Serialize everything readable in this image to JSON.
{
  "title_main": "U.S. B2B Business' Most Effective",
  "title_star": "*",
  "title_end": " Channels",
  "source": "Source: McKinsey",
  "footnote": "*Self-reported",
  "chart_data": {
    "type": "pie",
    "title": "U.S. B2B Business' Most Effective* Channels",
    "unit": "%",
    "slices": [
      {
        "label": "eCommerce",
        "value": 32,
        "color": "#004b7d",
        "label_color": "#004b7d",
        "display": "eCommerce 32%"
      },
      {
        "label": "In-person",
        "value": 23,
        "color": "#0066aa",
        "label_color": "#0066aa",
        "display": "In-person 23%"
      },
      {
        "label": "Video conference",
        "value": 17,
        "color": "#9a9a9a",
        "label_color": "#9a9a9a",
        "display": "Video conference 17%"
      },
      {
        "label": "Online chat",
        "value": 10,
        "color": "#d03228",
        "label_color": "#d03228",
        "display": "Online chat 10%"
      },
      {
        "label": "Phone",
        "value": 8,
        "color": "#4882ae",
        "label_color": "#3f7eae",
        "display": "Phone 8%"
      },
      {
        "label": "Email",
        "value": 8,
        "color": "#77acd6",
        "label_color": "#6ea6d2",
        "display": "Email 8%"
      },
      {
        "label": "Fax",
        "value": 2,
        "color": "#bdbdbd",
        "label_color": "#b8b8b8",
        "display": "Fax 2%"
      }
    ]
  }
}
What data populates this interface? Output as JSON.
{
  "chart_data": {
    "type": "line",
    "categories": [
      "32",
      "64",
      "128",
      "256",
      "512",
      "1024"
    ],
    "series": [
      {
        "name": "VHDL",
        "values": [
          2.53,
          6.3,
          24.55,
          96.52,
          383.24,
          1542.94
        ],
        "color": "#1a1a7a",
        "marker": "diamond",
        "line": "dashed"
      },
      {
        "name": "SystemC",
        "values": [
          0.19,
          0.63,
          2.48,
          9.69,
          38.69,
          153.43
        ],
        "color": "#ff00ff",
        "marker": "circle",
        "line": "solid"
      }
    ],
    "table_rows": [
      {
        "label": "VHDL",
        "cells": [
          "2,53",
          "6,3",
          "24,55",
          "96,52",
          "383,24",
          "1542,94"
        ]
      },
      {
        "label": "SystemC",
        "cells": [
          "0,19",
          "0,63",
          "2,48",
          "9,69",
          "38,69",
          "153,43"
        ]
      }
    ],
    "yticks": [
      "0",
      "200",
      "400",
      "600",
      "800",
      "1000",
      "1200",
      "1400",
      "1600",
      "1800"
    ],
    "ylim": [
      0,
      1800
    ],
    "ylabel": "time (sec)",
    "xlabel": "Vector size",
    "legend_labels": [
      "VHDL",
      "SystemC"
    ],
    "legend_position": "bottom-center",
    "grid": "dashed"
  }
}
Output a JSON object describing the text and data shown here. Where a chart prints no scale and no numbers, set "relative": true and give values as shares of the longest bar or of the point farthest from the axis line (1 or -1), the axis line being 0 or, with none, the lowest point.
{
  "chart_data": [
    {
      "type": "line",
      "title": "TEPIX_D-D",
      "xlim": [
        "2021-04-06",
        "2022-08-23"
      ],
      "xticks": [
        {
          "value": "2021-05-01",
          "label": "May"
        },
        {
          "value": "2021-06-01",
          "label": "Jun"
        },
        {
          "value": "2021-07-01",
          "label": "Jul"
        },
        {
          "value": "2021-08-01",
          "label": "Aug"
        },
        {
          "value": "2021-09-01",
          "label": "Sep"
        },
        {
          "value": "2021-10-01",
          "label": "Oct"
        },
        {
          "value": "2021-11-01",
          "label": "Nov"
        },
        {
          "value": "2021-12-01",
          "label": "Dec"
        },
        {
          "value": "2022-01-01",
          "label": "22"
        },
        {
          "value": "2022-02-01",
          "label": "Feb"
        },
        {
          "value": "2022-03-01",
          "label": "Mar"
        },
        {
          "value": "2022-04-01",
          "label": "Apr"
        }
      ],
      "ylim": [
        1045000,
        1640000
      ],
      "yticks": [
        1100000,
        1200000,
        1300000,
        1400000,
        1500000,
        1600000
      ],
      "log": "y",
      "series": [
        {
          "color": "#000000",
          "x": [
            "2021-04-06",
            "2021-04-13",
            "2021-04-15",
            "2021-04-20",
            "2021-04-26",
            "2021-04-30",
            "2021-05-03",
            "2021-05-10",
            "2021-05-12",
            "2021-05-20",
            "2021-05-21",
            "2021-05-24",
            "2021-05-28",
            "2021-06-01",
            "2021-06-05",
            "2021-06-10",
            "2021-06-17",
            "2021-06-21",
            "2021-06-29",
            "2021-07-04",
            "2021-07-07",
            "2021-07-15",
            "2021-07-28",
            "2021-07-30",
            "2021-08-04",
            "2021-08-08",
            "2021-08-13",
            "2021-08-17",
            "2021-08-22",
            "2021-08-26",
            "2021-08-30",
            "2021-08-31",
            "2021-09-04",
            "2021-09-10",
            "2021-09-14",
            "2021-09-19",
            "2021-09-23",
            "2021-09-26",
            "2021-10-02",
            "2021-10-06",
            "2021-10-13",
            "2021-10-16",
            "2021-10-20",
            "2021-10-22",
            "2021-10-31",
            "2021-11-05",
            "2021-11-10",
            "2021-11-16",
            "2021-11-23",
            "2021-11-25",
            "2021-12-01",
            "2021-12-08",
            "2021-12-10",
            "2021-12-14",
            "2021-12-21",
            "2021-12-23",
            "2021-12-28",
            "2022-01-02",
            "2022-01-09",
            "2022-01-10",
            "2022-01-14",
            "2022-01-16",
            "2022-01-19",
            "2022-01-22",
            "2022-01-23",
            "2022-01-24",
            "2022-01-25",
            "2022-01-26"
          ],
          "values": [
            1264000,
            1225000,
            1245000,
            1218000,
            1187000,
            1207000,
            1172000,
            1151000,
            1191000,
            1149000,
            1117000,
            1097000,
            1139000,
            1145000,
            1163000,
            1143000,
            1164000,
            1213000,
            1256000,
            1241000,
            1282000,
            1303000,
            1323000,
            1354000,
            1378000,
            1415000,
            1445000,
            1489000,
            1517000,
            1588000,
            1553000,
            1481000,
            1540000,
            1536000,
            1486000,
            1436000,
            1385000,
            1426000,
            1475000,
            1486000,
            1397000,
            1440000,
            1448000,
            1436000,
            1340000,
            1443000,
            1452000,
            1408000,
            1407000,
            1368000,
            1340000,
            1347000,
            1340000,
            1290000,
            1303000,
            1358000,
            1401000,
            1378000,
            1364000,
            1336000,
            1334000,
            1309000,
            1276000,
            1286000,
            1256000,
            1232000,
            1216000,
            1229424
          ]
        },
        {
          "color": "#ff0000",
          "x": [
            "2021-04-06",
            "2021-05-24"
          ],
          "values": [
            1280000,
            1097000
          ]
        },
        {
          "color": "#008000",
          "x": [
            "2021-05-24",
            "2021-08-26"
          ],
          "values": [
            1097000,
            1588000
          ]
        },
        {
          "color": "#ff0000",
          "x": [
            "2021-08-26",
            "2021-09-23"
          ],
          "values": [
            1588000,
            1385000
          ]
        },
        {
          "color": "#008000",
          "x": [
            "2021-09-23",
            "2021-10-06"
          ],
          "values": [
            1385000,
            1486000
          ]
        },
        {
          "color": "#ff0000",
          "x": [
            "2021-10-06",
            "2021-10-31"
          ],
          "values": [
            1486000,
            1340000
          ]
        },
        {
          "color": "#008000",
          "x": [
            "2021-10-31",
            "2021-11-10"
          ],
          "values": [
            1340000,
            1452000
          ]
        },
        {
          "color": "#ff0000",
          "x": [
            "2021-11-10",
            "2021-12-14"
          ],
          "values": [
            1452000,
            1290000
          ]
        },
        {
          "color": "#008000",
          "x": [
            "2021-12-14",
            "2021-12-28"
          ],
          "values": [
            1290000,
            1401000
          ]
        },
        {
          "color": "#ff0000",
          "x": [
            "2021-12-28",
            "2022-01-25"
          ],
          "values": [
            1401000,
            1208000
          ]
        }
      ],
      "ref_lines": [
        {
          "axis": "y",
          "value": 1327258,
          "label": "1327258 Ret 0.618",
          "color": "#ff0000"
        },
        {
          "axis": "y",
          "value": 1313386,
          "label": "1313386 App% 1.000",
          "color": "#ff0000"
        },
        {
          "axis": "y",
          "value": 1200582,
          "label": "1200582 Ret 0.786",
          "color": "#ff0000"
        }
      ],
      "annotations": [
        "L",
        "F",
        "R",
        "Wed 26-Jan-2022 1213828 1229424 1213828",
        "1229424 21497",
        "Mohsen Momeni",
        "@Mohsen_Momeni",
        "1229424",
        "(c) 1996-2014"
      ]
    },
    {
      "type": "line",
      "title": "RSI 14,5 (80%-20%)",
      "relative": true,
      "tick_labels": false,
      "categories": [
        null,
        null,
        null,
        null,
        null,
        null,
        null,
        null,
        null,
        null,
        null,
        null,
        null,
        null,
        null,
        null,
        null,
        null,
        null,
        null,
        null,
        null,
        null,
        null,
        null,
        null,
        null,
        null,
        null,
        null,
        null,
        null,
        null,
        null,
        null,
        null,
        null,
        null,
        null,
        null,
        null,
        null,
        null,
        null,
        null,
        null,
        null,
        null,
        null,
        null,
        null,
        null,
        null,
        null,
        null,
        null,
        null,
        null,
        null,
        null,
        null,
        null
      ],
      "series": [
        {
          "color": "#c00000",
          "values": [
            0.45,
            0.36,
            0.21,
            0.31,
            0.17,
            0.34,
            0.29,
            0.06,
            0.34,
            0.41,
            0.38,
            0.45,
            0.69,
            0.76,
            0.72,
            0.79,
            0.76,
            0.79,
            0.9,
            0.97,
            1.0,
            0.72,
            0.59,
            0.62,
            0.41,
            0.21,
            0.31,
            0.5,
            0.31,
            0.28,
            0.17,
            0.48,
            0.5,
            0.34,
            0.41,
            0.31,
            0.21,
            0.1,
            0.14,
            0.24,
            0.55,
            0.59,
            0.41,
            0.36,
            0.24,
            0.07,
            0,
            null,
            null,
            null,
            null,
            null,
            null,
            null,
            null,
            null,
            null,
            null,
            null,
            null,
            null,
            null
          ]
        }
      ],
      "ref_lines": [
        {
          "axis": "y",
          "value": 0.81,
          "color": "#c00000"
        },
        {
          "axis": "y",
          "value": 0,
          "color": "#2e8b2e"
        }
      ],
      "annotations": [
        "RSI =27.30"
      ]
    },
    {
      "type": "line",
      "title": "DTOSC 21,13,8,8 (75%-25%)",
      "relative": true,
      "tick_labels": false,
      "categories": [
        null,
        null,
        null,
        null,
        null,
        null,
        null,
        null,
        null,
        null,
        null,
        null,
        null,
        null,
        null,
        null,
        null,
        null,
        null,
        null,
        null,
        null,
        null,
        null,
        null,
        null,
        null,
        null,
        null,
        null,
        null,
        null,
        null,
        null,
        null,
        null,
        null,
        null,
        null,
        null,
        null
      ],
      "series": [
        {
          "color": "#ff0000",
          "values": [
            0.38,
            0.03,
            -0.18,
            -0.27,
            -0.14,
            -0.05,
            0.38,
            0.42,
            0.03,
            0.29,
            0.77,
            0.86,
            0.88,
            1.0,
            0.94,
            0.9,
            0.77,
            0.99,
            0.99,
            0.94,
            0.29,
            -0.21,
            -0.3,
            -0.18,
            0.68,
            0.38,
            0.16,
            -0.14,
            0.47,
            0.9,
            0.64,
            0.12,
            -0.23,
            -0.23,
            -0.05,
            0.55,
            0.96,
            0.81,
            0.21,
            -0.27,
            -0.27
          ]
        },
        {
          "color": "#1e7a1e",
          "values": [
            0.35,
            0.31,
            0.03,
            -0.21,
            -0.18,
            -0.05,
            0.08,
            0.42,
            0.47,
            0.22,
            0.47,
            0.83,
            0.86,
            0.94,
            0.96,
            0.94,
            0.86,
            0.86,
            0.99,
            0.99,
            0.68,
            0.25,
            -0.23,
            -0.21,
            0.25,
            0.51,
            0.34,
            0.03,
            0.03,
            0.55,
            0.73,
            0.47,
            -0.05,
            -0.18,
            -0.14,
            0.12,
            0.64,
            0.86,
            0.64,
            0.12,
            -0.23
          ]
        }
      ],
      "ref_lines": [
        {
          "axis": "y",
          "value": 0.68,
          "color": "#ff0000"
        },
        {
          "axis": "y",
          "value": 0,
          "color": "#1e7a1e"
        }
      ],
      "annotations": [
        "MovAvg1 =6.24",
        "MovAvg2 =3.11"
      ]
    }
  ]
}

..........

Exercise goal – Check each line of these records for the string "Channels" and state only how many lines have it.

Response to this exercise – 2